Data items
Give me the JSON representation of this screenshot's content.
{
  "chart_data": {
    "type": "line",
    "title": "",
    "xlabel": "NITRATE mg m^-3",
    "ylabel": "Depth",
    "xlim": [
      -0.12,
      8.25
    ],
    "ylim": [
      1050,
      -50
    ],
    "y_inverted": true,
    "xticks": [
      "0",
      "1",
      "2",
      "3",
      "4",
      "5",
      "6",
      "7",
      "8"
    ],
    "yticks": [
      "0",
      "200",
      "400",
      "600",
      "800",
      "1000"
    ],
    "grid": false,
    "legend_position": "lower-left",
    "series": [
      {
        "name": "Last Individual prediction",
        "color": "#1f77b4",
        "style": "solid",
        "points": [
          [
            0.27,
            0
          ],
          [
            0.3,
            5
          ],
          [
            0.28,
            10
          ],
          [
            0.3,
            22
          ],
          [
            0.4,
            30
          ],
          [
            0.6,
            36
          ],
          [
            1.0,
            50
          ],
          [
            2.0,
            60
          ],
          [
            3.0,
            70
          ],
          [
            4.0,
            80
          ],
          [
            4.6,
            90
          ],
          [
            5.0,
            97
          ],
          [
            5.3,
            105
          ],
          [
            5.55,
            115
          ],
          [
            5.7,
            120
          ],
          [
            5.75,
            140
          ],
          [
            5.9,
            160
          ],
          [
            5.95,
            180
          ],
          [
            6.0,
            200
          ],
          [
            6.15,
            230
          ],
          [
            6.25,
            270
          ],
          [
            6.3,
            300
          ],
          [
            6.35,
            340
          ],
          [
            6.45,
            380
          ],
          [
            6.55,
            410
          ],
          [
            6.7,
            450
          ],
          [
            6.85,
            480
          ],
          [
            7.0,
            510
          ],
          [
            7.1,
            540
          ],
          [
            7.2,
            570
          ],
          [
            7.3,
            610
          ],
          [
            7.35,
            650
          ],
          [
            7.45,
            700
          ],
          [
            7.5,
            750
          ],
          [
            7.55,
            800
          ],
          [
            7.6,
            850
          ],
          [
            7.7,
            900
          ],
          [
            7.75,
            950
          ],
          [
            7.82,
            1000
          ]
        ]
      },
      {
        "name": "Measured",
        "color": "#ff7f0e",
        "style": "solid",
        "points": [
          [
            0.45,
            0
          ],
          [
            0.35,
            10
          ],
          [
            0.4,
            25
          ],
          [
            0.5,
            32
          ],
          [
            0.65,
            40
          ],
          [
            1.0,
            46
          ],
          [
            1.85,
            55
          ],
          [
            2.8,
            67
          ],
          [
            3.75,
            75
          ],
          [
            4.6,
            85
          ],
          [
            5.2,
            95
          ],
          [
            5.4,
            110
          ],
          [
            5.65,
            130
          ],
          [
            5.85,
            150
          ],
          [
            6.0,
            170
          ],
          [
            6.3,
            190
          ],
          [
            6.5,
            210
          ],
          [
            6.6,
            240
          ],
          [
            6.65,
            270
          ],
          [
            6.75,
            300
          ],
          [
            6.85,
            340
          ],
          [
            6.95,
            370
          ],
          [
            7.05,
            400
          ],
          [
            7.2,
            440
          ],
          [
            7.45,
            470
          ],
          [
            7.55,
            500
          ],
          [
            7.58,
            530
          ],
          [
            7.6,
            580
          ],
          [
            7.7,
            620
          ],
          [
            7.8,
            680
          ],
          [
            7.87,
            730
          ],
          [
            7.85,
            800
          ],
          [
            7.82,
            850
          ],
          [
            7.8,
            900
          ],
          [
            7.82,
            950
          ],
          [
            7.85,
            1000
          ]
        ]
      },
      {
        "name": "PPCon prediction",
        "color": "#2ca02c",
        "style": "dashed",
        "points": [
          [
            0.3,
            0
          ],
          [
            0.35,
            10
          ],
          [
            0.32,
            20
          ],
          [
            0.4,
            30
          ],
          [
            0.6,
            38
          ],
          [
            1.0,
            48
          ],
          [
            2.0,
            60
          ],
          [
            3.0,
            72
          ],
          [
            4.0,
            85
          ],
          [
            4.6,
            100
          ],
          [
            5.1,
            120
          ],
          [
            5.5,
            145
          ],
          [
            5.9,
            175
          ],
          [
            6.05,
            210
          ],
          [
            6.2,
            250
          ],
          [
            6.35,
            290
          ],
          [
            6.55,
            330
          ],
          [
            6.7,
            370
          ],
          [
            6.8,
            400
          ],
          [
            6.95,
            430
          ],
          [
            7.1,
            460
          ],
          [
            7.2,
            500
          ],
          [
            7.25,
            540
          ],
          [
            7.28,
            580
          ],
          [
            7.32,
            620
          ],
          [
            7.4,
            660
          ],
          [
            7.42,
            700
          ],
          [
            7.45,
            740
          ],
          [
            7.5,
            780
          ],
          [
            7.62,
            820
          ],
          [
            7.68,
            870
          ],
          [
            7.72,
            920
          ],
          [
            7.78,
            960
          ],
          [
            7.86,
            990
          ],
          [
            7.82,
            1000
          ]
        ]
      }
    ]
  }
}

• [Exercise prompt]
From the listing above, report the number of lines containing the string "prediction", without any accompanying remarks.

• [Solution to the exercise]
2